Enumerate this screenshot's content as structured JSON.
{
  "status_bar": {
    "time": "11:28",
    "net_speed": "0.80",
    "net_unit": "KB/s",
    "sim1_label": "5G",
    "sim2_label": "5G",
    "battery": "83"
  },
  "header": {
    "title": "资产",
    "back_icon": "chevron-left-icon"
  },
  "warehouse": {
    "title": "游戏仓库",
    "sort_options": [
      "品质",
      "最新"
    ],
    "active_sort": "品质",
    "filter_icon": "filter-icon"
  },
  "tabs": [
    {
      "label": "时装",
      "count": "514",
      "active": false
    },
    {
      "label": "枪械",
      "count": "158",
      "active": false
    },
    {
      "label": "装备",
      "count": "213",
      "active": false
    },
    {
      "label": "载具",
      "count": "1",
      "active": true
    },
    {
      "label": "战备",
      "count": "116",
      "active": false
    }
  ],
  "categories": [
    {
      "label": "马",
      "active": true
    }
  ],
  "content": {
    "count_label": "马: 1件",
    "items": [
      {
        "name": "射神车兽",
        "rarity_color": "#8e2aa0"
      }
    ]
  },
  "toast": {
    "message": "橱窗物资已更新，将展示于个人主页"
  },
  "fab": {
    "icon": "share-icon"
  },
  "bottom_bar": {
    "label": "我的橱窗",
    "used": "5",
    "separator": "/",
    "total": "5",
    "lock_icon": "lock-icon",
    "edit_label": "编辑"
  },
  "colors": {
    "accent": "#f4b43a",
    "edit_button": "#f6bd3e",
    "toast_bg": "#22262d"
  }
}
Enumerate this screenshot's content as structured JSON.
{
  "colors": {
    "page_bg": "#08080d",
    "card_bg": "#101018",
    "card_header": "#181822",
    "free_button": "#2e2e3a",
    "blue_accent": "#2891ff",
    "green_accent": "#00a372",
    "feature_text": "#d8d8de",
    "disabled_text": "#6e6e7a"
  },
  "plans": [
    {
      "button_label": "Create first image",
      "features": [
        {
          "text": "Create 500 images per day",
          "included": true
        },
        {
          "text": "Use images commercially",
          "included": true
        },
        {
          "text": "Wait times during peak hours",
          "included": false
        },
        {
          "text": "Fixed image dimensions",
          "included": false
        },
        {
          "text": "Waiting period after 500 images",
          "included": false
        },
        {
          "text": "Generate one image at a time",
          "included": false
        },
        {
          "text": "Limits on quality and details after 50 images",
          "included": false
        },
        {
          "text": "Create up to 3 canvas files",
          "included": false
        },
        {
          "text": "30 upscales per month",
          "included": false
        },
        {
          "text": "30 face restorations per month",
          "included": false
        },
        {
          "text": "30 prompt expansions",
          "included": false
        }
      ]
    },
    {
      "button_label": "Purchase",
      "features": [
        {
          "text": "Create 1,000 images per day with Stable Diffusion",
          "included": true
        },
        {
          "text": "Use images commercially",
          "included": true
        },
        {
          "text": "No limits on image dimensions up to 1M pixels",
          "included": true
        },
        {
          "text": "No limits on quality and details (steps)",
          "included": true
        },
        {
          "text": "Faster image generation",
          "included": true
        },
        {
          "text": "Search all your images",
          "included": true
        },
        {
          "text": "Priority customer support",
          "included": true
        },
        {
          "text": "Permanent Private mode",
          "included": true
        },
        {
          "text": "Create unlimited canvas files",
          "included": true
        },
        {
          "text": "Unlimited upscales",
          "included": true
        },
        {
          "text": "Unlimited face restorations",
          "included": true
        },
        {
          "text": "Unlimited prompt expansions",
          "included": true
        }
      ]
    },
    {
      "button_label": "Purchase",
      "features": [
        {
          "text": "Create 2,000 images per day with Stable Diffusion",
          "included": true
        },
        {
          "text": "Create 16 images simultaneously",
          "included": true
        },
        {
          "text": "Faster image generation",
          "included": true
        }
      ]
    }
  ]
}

——

What this task involves
Retype all of the material above with every character intact.

Full output
Enumerate this screenshot's content as structured JSON.
{
  "status_bar": {
    "time": "11:28",
    "net_speed": "0.80",
    "net_unit": "KB/s",
    "sim1_label": "5G",
    "sim2_label": "5G",
    "battery": "83"
  },
  "header": {
    "title": "资产",
    "back_icon": "chevron-left-icon"
  },
  "warehouse": {
    "title": "游戏仓库",
    "sort_options": [
      "品质",
      "最新"
    ],
    "active_sort": "品质",
    "filter_icon": "filter-icon"
  },
  "tabs": [
    {
      "label": "时装",
      "count": "514",
      "active": false
    },
    {
      "label": "枪械",
      "count": "158",
      "active": false
    },
    {
      "label": "装备",
      "count": "213",
      "active": false
    },
    {
      "label": "载具",
      "count": "1",
      "active": true
    },
    {
      "label": "战备",
      "count": "116",
      "active": false
    }
  ],
  "categories": [
    {
      "label": "马",
      "active": true
    }
  ],
  "content": {
    "count_label": "马: 1件",
    "items": [
      {
        "name": "射神车兽",
        "rarity_color": "#8e2aa0"
      }
    ]
  },
  "toast": {
    "message": "橱窗物资已更新，将展示于个人主页"
  },
  "fab": {
    "icon": "share-icon"
  },
  "bottom_bar": {
    "label": "我的橱窗",
    "used": "5",
    "separator": "/",
    "total": "5",
    "lock_icon": "lock-icon",
    "edit_label": "编辑"
  },
  "colors": {
    "accent": "#f4b43a",
    "edit_button": "#f6bd3e",
    "toast_bg": "#22262d"
  }
}
Enumerate this screenshot's content as structured JSON.
{
  "colors": {
    "page_bg": "#08080d",
    "card_bg": "#101018",
    "card_header": "#181822",
    "free_button": "#2e2e3a",
    "blue_accent": "#2891ff",
    "green_accent": "#00a372",
    "feature_text": "#d8d8de",
    "disabled_text": "#6e6e7a"
  },
  "plans": [
    {
      "button_label": "Create first image",
      "features": [
        {
          "text": "Create 500 images per day",
          "included": true
        },
        {
          "text": "Use images commercially",
          "included": true
        },
        {
          "text": "Wait times during peak hours",
          "included": false
        },
        {
          "text": "Fixed image dimensions",
          "included": false
        },
        {
          "text": "Waiting period after 500 images",
          "included": false
        },
        {
          "text": "Generate one image at a time",
          "included": false
        },
        {
          "text": "Limits on quality and details after 50 images",
          "included": false
        },
        {
          "text": "Create up to 3 canvas files",
          "included": false
        },
        {
          "text": "30 upscales per month",
          "included": false
        },
        {
          "text": "30 face restorations per month",
          "included": false
        },
        {
          "text": "30 prompt expansions",
          "included": false
        }
      ]
    },
    {
      "button_label": "Purchase",
      "features": [
        {
          "text": "Create 1,000 images per day with Stable Diffusion",
          "included": true
        },
        {
          "text": "Use images commercially",
          "included": true
        },
        {
          "text": "No limits on image dimensions up to 1M pixels",
          "included": true
        },
        {
          "text": "No limits on quality and details (steps)",
          "included": true
        },
        {
          "text": "Faster image generation",
          "included": true
        },
        {
          "text": "Search all your images",
          "included": true
        },
        {
          "text": "Priority customer support",
          "included": true
        },
        {
          "text": "Permanent Private mode",
          "included": true
        },
        {
          "text": "Create unlimited canvas files",
          "included": true
        },
        {
          "text": "Unlimited upscales",
          "included": true
        },
        {
          "text": "Unlimited face restorations",
          "included": true
        },
        {
          "text": "Unlimited prompt expansions",
          "included": true
        }
      ]
    },
    {
      "button_label": "Purchase",
      "features": [
        {
          "text": "Create 2,000 images per day with Stable Diffusion",
          "included": true
        },
        {
          "text": "Create 16 images simultaneously",
          "included": true
        },
        {
          "text": "Faster image generation",
          "included": true
        }
      ]
    }
  ]
}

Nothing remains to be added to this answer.